■ INPUT ROWS:

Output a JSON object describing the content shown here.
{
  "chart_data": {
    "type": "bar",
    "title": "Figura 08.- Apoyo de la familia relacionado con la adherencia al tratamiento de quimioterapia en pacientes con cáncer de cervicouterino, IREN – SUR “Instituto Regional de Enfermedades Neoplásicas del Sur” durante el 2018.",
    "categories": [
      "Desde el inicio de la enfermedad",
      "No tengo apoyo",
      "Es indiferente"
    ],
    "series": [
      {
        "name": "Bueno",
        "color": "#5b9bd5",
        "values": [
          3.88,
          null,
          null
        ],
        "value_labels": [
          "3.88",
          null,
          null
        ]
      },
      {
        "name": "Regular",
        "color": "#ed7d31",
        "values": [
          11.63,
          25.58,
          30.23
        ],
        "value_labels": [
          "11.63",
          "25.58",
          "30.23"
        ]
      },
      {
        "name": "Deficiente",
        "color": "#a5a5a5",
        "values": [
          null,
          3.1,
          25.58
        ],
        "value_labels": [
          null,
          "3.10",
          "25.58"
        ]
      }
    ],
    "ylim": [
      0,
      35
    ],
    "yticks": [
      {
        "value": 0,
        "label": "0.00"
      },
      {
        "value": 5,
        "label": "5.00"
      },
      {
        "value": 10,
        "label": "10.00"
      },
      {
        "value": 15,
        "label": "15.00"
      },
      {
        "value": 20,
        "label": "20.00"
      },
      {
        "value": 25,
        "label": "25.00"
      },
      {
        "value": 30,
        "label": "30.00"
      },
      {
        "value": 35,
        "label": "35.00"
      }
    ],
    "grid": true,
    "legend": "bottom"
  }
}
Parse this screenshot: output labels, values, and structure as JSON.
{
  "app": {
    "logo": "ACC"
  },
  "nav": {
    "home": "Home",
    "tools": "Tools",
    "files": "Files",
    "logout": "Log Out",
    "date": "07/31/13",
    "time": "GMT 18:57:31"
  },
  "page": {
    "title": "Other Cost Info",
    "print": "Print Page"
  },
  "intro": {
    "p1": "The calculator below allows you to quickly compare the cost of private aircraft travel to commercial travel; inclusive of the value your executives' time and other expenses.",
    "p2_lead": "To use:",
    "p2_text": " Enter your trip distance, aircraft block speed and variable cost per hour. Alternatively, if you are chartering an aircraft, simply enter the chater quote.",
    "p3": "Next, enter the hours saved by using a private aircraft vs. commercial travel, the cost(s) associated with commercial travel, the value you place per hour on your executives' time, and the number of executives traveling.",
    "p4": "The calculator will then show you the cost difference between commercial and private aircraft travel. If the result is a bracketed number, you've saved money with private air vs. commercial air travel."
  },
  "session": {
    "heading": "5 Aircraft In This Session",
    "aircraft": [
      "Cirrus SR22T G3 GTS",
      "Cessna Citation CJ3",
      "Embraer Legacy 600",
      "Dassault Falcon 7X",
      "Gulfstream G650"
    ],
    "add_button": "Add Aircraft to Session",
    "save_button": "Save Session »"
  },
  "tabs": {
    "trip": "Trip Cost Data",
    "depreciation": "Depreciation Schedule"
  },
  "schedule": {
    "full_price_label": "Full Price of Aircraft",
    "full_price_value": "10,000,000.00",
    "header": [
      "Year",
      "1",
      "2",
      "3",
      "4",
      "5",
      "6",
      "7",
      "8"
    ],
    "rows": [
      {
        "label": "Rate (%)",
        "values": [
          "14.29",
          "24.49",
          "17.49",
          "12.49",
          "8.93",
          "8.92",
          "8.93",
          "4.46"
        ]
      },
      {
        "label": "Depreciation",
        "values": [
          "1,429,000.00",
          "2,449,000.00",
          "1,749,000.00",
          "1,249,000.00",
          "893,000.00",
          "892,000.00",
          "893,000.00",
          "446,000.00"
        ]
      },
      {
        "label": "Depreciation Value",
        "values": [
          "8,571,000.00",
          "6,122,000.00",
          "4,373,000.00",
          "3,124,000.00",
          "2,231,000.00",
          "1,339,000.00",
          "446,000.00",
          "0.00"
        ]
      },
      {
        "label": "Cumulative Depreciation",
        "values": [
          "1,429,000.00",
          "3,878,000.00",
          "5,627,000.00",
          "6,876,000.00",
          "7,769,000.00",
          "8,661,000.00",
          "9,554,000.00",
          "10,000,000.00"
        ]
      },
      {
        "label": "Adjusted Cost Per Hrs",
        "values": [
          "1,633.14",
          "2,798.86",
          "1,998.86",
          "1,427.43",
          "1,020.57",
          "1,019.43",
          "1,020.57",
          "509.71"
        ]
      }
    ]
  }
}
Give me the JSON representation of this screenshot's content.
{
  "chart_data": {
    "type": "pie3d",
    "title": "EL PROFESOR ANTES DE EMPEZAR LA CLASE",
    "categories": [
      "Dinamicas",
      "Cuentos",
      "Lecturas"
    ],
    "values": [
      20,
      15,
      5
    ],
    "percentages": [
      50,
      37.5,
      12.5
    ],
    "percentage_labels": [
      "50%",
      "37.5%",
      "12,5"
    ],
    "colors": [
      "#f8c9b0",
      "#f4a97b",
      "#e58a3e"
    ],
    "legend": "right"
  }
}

■ DIRECTIVE: Everything from the line containing "Give me the" to the end of the records must be written out exactly; include both of those lines and no others.

■ WORKED ANSWER:
Give me the JSON representation of this screenshot's content.
{
  "chart_data": {
    "type": "pie3d",
    "title": "EL PROFESOR ANTES DE EMPEZAR LA CLASE",
    "categories": [
      "Dinamicas",
      "Cuentos",
      "Lecturas"
    ],
    "values": [
      20,
      15,
      5
    ],
    "percentages": [
      50,
      37.5,
      12.5
    ],
    "percentage_labels": [
      "50%",
      "37.5%",
      "12,5"
    ],
    "colors": [
      "#f8c9b0",
      "#f4a97b",
      "#e58a3e"
    ],
    "legend": "right"
  }
}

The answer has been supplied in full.